→ Exercise directions:
All lines below must be repeated exactly, with the pictures omitted.

→ Records:
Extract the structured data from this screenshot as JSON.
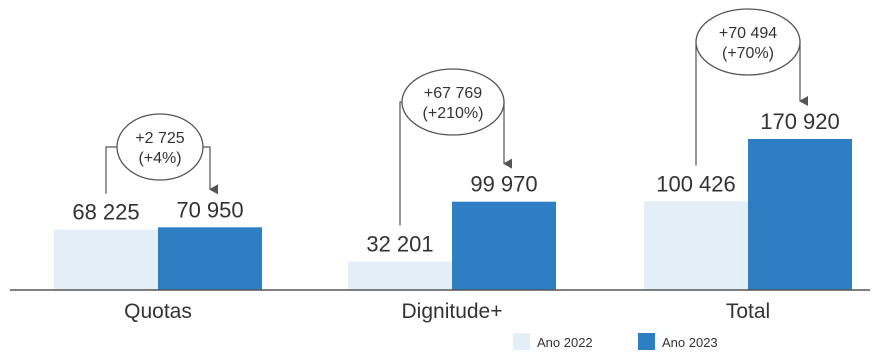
{
  "chart_data": {
    "type": "bar",
    "categories": [
      "Quotas",
      "Dignitude+",
      "Total"
    ],
    "series": [
      {
        "name": "Ano 2022",
        "values": [
          68225,
          32201,
          100426
        ],
        "labels": [
          "68 225",
          "32 201",
          "100 426"
        ]
      },
      {
        "name": "Ano 2023",
        "values": [
          70950,
          99970,
          170920
        ],
        "labels": [
          "70 950",
          "99 970",
          "170 920"
        ]
      }
    ],
    "changes": [
      {
        "abs": "+2 725",
        "pct": "(+4%)"
      },
      {
        "abs": "+67 769",
        "pct": "(+210%)"
      },
      {
        "abs": "+70 494",
        "pct": "(+70%)"
      }
    ],
    "ylim": [
      0,
      170920
    ],
    "grid": false,
    "legend_position": "bottom-right",
    "colors": {
      "Ano 2022": "#e3eef6",
      "Ano 2023": "#2e7ec3",
      "axis": "#555555",
      "text": "#333333"
    }
  }
}
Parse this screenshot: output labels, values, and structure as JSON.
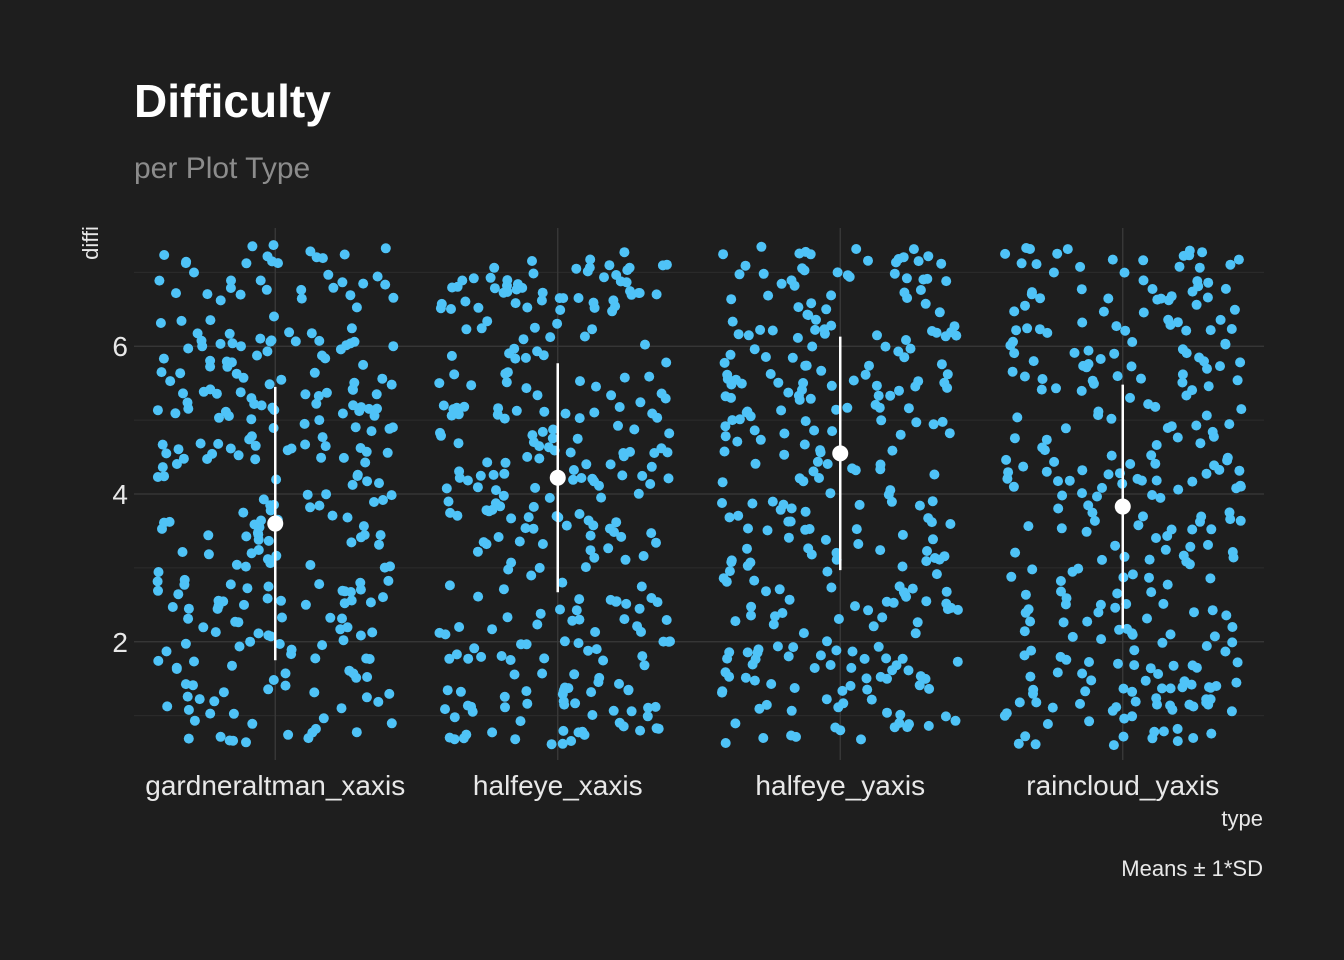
{
  "chart_data": {
    "type": "scatter",
    "title": "Difficulty",
    "subtitle": "per Plot Type",
    "xlabel": "type",
    "ylabel": "diffi",
    "caption": "Means ± 1*SD",
    "categories": [
      "gardneraltman_xaxis",
      "halfeye_xaxis",
      "halfeye_yaxis",
      "raincloud_yaxis"
    ],
    "ylim": [
      0.4,
      7.6
    ],
    "yticks": [
      2,
      4,
      6
    ],
    "grid": true,
    "point_color": "#4fc3f7",
    "summary_color": "#ffffff",
    "background": "#1e1e1e",
    "summary": [
      {
        "category": "gardneraltman_xaxis",
        "mean": 3.6,
        "sd": 1.85
      },
      {
        "category": "halfeye_xaxis",
        "mean": 4.22,
        "sd": 1.55
      },
      {
        "category": "halfeye_yaxis",
        "mean": 4.55,
        "sd": 1.58
      },
      {
        "category": "raincloud_yaxis",
        "mean": 3.83,
        "sd": 1.65
      }
    ],
    "jitter_points": [
      {
        "category": "gardneraltman_xaxis",
        "n": 300,
        "y_range": [
          0.6,
          7.4
        ]
      },
      {
        "category": "halfeye_xaxis",
        "n": 300,
        "y_range": [
          0.6,
          7.3
        ]
      },
      {
        "category": "halfeye_yaxis",
        "n": 300,
        "y_range": [
          0.6,
          7.35
        ]
      },
      {
        "category": "raincloud_yaxis",
        "n": 300,
        "y_range": [
          0.6,
          7.4
        ]
      }
    ]
  }
}
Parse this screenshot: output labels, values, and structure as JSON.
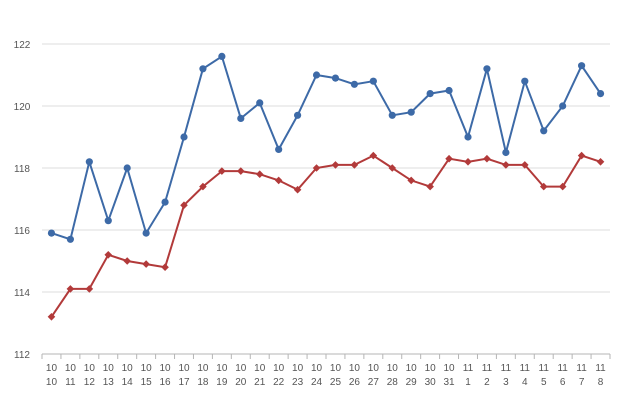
{
  "chart_data": {
    "type": "line",
    "categories": [
      [
        "10",
        "10"
      ],
      [
        "10",
        "11"
      ],
      [
        "10",
        "12"
      ],
      [
        "10",
        "13"
      ],
      [
        "10",
        "14"
      ],
      [
        "10",
        "15"
      ],
      [
        "10",
        "16"
      ],
      [
        "10",
        "17"
      ],
      [
        "10",
        "18"
      ],
      [
        "10",
        "19"
      ],
      [
        "10",
        "20"
      ],
      [
        "10",
        "21"
      ],
      [
        "10",
        "22"
      ],
      [
        "10",
        "23"
      ],
      [
        "10",
        "24"
      ],
      [
        "10",
        "25"
      ],
      [
        "10",
        "26"
      ],
      [
        "10",
        "27"
      ],
      [
        "10",
        "28"
      ],
      [
        "10",
        "29"
      ],
      [
        "10",
        "30"
      ],
      [
        "10",
        "31"
      ],
      [
        "11",
        "1"
      ],
      [
        "11",
        "2"
      ],
      [
        "11",
        "3"
      ],
      [
        "11",
        "4"
      ],
      [
        "11",
        "5"
      ],
      [
        "11",
        "6"
      ],
      [
        "11",
        "7"
      ],
      [
        "11",
        "8"
      ]
    ],
    "y_ticks": [
      "112",
      "114",
      "116",
      "118",
      "120",
      "122"
    ],
    "ylim": [
      112,
      122
    ],
    "grid": true,
    "series": [
      {
        "color": "#3d6aa7",
        "marker": "circle",
        "values": [
          115.9,
          115.7,
          118.2,
          116.3,
          118.0,
          115.9,
          116.9,
          119.0,
          121.2,
          121.6,
          119.6,
          120.1,
          118.6,
          119.7,
          121.0,
          120.9,
          120.7,
          120.8,
          119.7,
          119.8,
          120.4,
          120.5,
          119.0,
          121.2,
          118.5,
          120.8,
          119.2,
          120.0,
          121.3,
          120.4
        ]
      },
      {
        "color": "#b23a3a",
        "marker": "diamond",
        "values": [
          113.2,
          114.1,
          114.1,
          115.2,
          115.0,
          114.9,
          114.8,
          116.8,
          117.4,
          117.9,
          117.9,
          117.8,
          117.6,
          117.3,
          118.0,
          118.1,
          118.1,
          118.4,
          118.0,
          117.6,
          117.4,
          118.3,
          118.2,
          118.3,
          118.1,
          118.1,
          117.4,
          117.4,
          118.4,
          118.2
        ]
      }
    ]
  }
}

→ Response:
Extract the structured data from this screenshot as JSON.
{
  "chart_data": {
    "type": "bar",
    "categories": [
      "Quotas",
      "Dignitude+",
      "Total"
    ],
    "series": [
      {
        "name": "Ano 2022",
        "values": [
          68225,
          32201,
          100426
        ],
        "labels": [
          "68 225",
          "32 201",
          "100 426"
        ]
      },
      {
        "name": "Ano 2023",
        "values": [
          70950,
          99970,
          170920
        ],
        "labels": [
          "70 950",
          "99 970",
          "170 920"
        ]
      }
    ],
    "changes": [
      {
        "abs": "+2 725",
        "pct": "(+4%)"
      },
      {
        "abs": "+67 769",
        "pct": "(+210%)"
      },
      {
        "abs": "+70 494",
        "pct": "(+70%)"
      }
    ],
    "ylim": [
      0,
      170920
    ],
    "grid": false,
    "legend_position": "bottom-right",
    "colors": {
      "Ano 2022": "#e3eef6",
      "Ano 2023": "#2e7ec3",
      "axis": "#555555",
      "text": "#333333"
    }
  }
}
Parse this screenshot: output labels, values, and structure as JSON.
{
  "chart_data": {
    "type": "scatter",
    "title": "Difficulty",
    "subtitle": "per Plot Type",
    "xlabel": "type",
    "ylabel": "diffi",
    "caption": "Means ± 1*SD",
    "categories": [
      "gardneraltman_xaxis",
      "halfeye_xaxis",
      "halfeye_yaxis",
      "raincloud_yaxis"
    ],
    "ylim": [
      0.4,
      7.6
    ],
    "yticks": [
      2,
      4,
      6
    ],
    "grid": true,
    "point_color": "#4fc3f7",
    "summary_color": "#ffffff",
    "background": "#1e1e1e",
    "summary": [
      {
        "category": "gardneraltman_xaxis",
        "mean": 3.6,
        "sd": 1.85
      },
      {
        "category": "halfeye_xaxis",
        "mean": 4.22,
        "sd": 1.55
      },
      {
        "category": "halfeye_yaxis",
        "mean": 4.55,
        "sd": 1.58
      },
      {
        "category": "raincloud_yaxis",
        "mean": 3.83,
        "sd": 1.65
      }
    ],
    "jitter_points": [
      {
        "category": "gardneraltman_xaxis",
        "n": 300,
        "y_range": [
          0.6,
          7.4
        ]
      },
      {
        "category": "halfeye_xaxis",
        "n": 300,
        "y_range": [
          0.6,
          7.3
        ]
      },
      {
        "category": "halfeye_yaxis",
        "n": 300,
        "y_range": [
          0.6,
          7.35
        ]
      },
      {
        "category": "raincloud_yaxis",
        "n": 300,
        "y_range": [
          0.6,
          7.4
        ]
      }
    ]
  }
}
Parse this screenshot: output labels, values, and structure as JSON.
{
  "chart_data": {
    "type": "line",
    "categories": [
      [
        "10",
        "10"
      ],
      [
        "10",
        "11"
      ],
      [
        "10",
        "12"
      ],
      [
        "10",
        "13"
      ],
      [
        "10",
        "14"
      ],
      [
        "10",
        "15"
      ],
      [
        "10",
        "16"
      ],
      [
        "10",
        "17"
      ],
      [
        "10",
        "18"
      ],
      [
        "10",
        "19"
      ],
      [
        "10",
        "20"
      ],
      [
        "10",
        "21"
      ],
      [
        "10",
        "22"
      ],
      [
        "10",
        "23"
      ],
      [
        "10",
        "24"
      ],
      [
        "10",
        "25"
      ],
      [
        "10",
        "26"
      ],
      [
        "10",
        "27"
      ],
      [
        "10",
        "28"
      ],
      [
        "10",
        "29"
      ],
      [
        "10",
        "30"
      ],
      [
        "10",
        "31"
      ],
      [
        "11",
        "1"
      ],
      [
        "11",
        "2"
      ],
      [
        "11",
        "3"
      ],
      [
        "11",
        "4"
      ],
      [
        "11",
        "5"
      ],
      [
        "11",
        "6"
      ],
      [
        "11",
        "7"
      ],
      [
        "11",
        "8"
      ]
    ],
    "y_ticks": [
      "112",
      "114",
      "116",
      "118",
      "120",
      "122"
    ],
    "ylim": [
      112,
      122
    ],
    "grid": true,
    "series": [
      {
        "color": "#3d6aa7",
        "marker": "circle",
        "values": [
          115.9,
          115.7,
          118.2,
          116.3,
          118.0,
          115.9,
          116.9,
          119.0,
          121.2,
          121.6,
          119.6,
          120.1,
          118.6,
          119.7,
          121.0,
          120.9,
          120.7,
          120.8,
          119.7,
          119.8,
          120.4,
          120.5,
          119.0,
          121.2,
          118.5,
          120.8,
          119.2,
          120.0,
          121.3,
          120.4
        ]
      },
      {
        "color": "#b23a3a",
        "marker": "diamond",
        "values": [
          113.2,
          114.1,
          114.1,
          115.2,
          115.0,
          114.9,
          114.8,
          116.8,
          117.4,
          117.9,
          117.9,
          117.8,
          117.6,
          117.3,
          118.0,
          118.1,
          118.1,
          118.4,
          118.0,
          117.6,
          117.4,
          118.3,
          118.2,
          118.3,
          118.1,
          118.1,
          117.4,
          117.4,
          118.4,
          118.2
        ]
      }
    ]
  }
}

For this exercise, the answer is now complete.